- Problem -
Copy out the listing in full, exactly as written, but not its pictures.

Data tied to figure images
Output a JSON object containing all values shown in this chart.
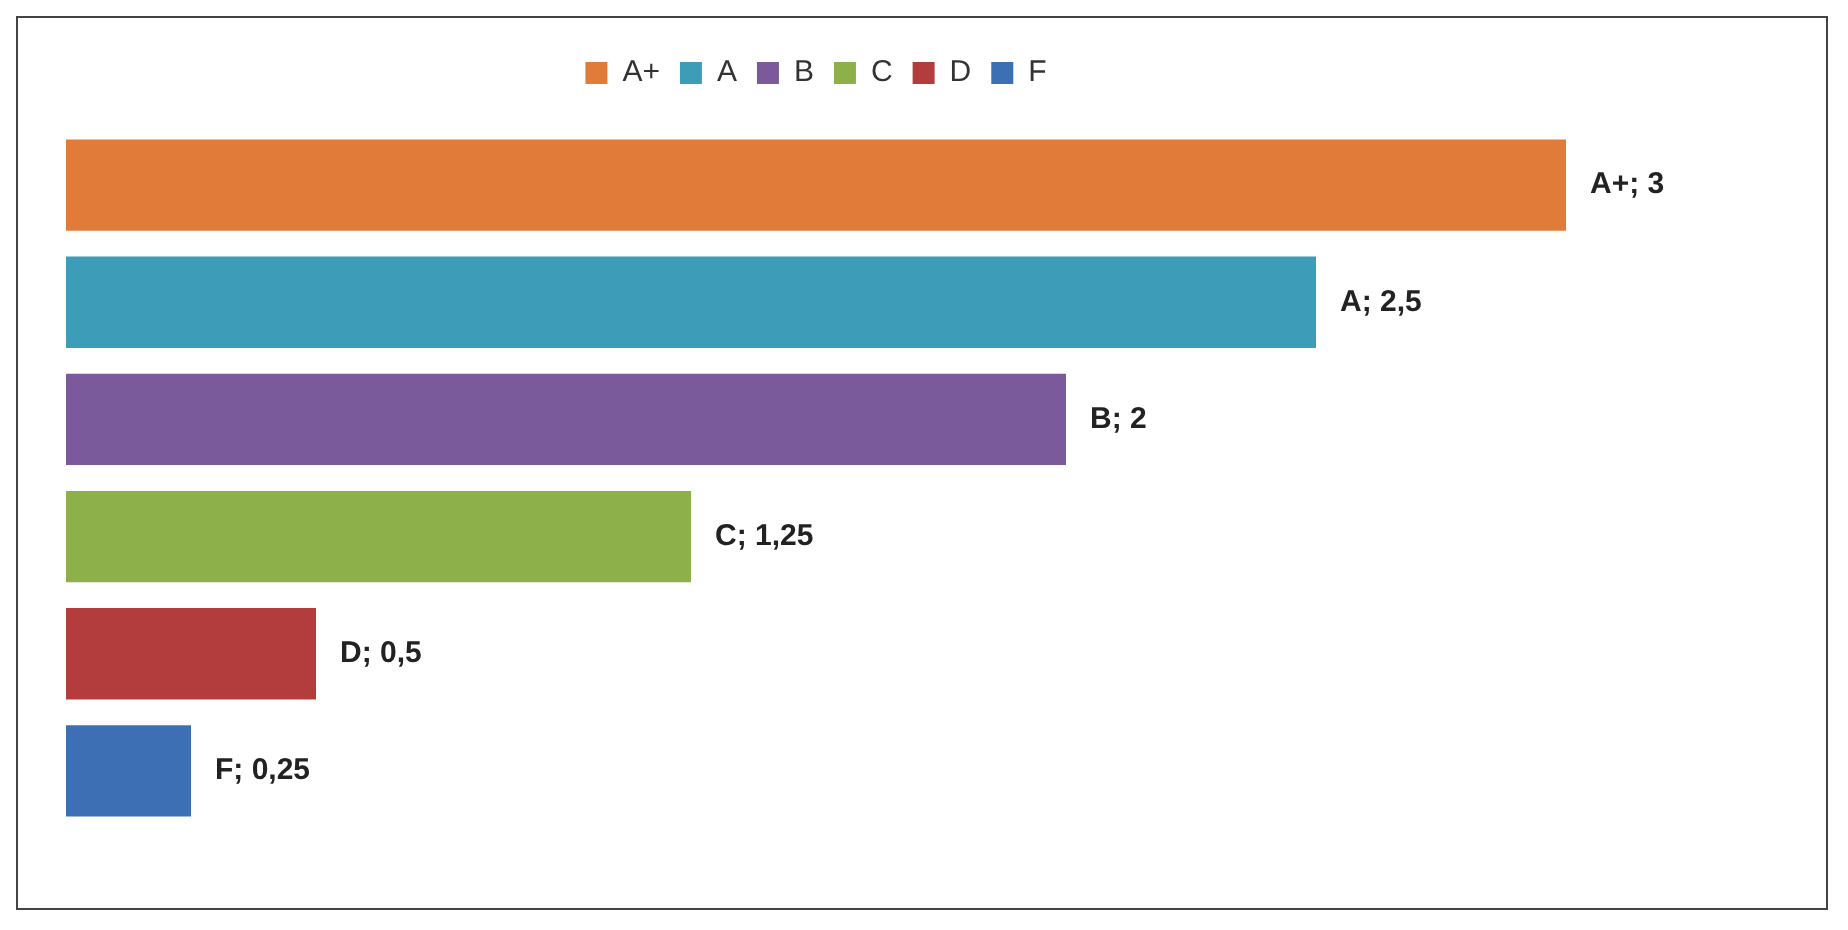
{
  "chart_data": {
    "type": "bar",
    "orientation": "horizontal",
    "categories": [
      null
    ],
    "series": [
      {
        "name": "A+",
        "color": "#e07b39",
        "values": [
          3
        ],
        "value_labels": [
          "A+; 3"
        ]
      },
      {
        "name": "A",
        "color": "#3d9cb8",
        "values": [
          2.5
        ],
        "value_labels": [
          "A; 2,5"
        ]
      },
      {
        "name": "B",
        "color": "#7a5a9a",
        "values": [
          2
        ],
        "value_labels": [
          "B; 2"
        ]
      },
      {
        "name": "C",
        "color": "#8db04a",
        "values": [
          1.25
        ],
        "value_labels": [
          "C; 1,25"
        ]
      },
      {
        "name": "D",
        "color": "#b33c3c",
        "values": [
          0.5
        ],
        "value_labels": [
          "D; 0,5"
        ]
      },
      {
        "name": "F",
        "color": "#3d6fb5",
        "values": [
          0.25
        ],
        "value_labels": [
          "F; 0,25"
        ]
      }
    ],
    "legend": "top",
    "grid": false
  }
}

- Task answer -
Output a JSON object containing all values shown in this chart.
{
  "chart_data": {
    "type": "bar",
    "orientation": "horizontal",
    "categories": [
      null
    ],
    "series": [
      {
        "name": "A+",
        "color": "#e07b39",
        "values": [
          3
        ],
        "value_labels": [
          "A+; 3"
        ]
      },
      {
        "name": "A",
        "color": "#3d9cb8",
        "values": [
          2.5
        ],
        "value_labels": [
          "A; 2,5"
        ]
      },
      {
        "name": "B",
        "color": "#7a5a9a",
        "values": [
          2
        ],
        "value_labels": [
          "B; 2"
        ]
      },
      {
        "name": "C",
        "color": "#8db04a",
        "values": [
          1.25
        ],
        "value_labels": [
          "C; 1,25"
        ]
      },
      {
        "name": "D",
        "color": "#b33c3c",
        "values": [
          0.5
        ],
        "value_labels": [
          "D; 0,5"
        ]
      },
      {
        "name": "F",
        "color": "#3d6fb5",
        "values": [
          0.25
        ],
        "value_labels": [
          "F; 0,25"
        ]
      }
    ],
    "legend": "top",
    "grid": false
  }
}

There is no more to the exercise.